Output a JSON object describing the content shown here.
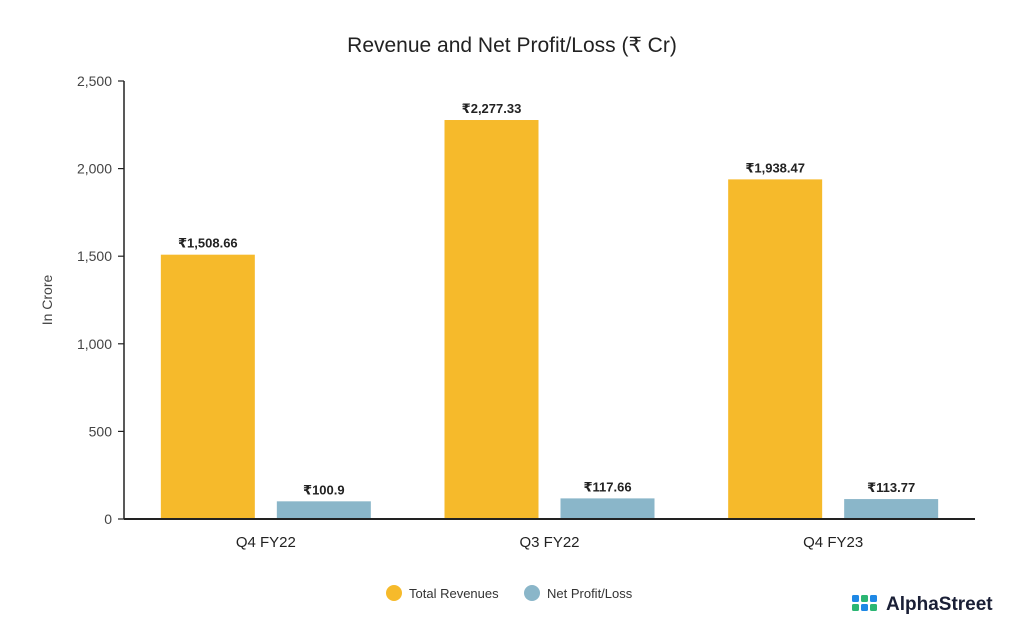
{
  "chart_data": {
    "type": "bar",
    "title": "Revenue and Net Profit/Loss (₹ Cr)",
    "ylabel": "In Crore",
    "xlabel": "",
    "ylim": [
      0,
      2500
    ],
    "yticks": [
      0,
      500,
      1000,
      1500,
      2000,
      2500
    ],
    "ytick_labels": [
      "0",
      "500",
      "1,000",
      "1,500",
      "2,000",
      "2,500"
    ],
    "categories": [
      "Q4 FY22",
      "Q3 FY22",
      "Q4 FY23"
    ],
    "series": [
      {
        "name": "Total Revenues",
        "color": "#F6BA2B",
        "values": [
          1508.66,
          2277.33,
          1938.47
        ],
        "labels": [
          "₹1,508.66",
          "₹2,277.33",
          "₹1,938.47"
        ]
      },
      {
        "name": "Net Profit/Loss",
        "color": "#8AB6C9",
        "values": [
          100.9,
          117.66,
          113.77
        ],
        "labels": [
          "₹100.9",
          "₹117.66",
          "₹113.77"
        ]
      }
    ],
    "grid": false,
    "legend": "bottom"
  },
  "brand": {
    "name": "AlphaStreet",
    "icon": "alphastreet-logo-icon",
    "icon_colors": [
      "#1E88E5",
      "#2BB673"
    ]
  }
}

* * *

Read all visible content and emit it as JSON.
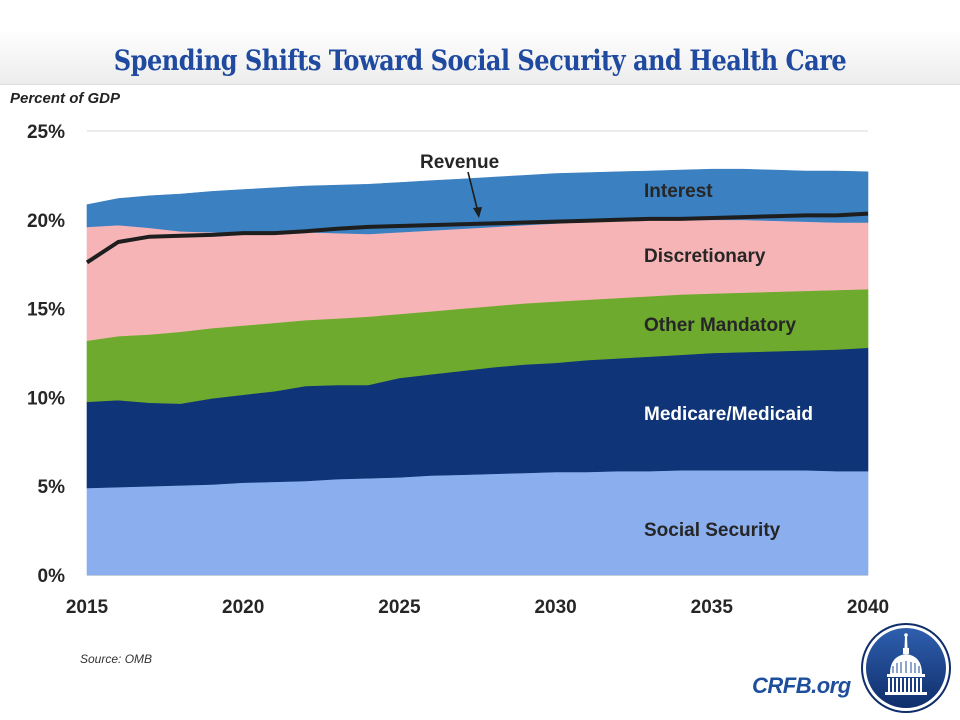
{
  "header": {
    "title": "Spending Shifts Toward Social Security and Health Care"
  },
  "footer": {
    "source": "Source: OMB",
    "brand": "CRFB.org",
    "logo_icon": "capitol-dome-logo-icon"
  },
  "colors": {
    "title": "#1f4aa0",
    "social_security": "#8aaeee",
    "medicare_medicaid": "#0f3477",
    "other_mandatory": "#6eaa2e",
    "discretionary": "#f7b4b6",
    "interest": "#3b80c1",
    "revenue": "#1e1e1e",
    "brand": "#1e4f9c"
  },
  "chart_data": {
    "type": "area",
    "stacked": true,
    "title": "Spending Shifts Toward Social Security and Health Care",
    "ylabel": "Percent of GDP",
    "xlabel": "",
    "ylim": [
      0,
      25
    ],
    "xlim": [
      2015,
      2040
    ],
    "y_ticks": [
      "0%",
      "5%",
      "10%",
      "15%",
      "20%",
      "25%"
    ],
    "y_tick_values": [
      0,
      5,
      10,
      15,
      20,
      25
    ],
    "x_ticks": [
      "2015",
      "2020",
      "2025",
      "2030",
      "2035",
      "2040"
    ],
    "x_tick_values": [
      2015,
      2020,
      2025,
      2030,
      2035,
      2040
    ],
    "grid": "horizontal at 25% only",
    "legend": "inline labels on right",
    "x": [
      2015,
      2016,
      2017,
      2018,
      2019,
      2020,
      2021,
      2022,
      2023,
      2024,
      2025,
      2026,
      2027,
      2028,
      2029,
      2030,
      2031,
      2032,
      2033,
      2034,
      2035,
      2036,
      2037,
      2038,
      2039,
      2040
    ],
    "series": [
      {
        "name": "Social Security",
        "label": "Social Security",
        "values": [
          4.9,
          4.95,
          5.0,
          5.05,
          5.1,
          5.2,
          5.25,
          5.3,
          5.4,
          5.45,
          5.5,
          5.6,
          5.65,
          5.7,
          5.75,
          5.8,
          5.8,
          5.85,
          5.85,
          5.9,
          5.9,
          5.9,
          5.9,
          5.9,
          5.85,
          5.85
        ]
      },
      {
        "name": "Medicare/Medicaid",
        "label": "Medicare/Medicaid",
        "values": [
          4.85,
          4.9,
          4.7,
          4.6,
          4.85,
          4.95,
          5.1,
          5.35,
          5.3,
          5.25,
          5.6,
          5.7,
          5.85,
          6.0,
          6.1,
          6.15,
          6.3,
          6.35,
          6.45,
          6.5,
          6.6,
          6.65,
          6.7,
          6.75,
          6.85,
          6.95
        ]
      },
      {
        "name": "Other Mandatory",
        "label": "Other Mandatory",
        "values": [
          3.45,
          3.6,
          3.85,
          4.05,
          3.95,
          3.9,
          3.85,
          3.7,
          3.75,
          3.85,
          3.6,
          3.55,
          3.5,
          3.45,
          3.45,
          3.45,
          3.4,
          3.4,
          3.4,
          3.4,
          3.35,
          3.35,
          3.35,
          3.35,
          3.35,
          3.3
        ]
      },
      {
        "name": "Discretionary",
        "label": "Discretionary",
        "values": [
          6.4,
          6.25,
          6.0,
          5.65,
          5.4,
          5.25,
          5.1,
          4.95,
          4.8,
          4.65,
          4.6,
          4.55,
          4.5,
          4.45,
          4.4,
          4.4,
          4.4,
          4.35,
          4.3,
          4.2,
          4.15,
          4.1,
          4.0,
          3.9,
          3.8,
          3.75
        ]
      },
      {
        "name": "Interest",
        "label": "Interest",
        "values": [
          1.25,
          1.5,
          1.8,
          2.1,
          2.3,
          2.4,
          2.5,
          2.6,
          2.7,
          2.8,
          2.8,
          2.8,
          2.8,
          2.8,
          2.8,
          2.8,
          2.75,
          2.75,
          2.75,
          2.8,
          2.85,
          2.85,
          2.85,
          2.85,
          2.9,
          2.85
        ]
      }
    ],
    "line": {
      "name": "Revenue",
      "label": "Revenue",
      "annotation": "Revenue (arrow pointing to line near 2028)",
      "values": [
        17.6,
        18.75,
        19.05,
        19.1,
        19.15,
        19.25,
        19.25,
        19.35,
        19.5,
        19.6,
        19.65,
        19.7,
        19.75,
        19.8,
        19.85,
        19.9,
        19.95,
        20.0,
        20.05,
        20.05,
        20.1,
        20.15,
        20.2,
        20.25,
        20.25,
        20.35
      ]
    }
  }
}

* * *

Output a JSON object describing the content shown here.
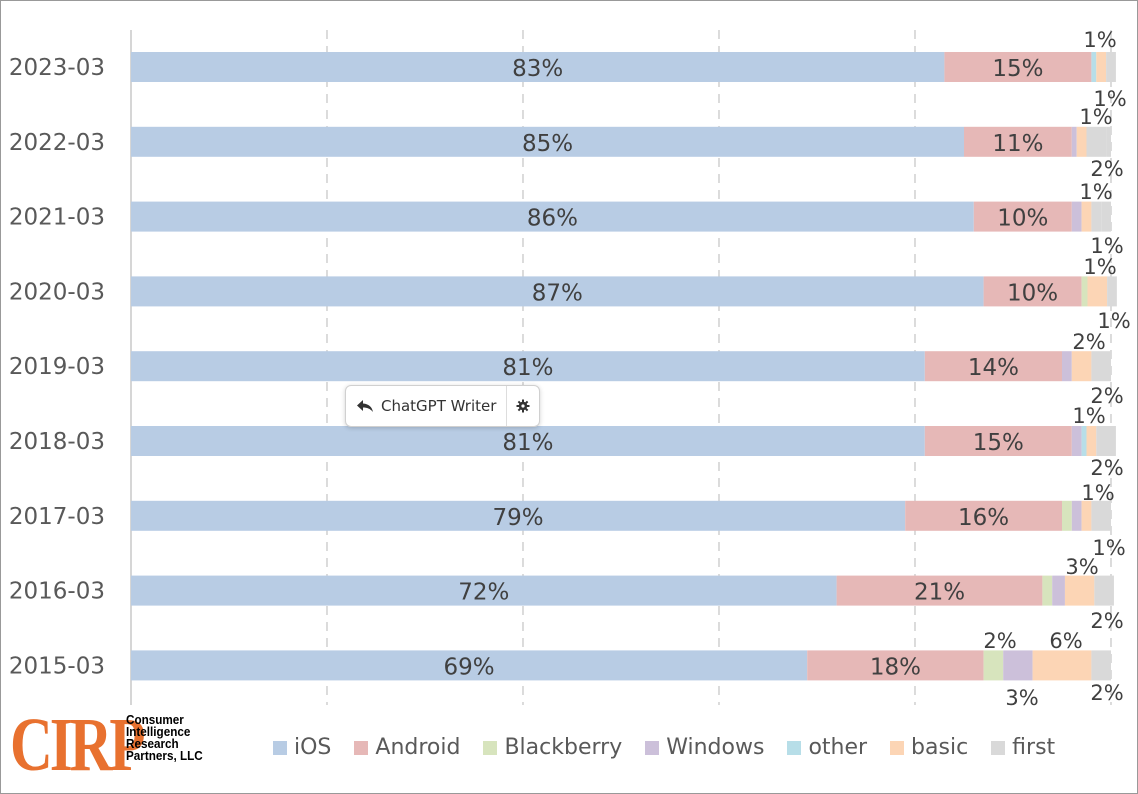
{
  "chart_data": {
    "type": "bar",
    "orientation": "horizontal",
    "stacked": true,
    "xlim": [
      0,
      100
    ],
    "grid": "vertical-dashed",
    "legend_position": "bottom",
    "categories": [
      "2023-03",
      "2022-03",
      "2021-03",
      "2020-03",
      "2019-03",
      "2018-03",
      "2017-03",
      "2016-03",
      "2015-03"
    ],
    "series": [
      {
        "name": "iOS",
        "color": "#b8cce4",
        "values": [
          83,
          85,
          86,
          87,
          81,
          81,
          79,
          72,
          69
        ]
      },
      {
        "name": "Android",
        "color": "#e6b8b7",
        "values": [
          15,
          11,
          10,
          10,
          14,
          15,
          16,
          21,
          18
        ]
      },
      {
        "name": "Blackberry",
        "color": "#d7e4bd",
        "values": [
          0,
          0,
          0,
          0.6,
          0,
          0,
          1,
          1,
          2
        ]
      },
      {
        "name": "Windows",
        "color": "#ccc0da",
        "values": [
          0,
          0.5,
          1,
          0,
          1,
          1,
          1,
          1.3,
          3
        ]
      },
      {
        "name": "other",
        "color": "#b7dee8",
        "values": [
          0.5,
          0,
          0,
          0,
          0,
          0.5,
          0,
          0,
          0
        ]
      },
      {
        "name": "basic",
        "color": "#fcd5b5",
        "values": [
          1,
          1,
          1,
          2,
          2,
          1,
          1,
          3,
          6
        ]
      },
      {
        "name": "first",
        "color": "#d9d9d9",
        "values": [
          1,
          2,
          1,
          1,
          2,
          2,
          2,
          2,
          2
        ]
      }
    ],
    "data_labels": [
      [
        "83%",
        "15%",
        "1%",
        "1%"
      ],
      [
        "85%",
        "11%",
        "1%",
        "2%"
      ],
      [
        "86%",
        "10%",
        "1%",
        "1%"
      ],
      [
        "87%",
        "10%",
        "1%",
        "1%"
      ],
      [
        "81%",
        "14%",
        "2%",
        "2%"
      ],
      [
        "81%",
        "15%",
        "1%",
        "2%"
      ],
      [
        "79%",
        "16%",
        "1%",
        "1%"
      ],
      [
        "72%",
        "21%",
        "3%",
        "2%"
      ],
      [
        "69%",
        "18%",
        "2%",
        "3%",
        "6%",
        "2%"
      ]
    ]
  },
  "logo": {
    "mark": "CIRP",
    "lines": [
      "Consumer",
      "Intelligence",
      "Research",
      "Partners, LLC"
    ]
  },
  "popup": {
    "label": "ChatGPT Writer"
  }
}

### Instructions to follow
Your answer should be a single number: the count of lines in these records that hold the string "horizontal".

### Result
2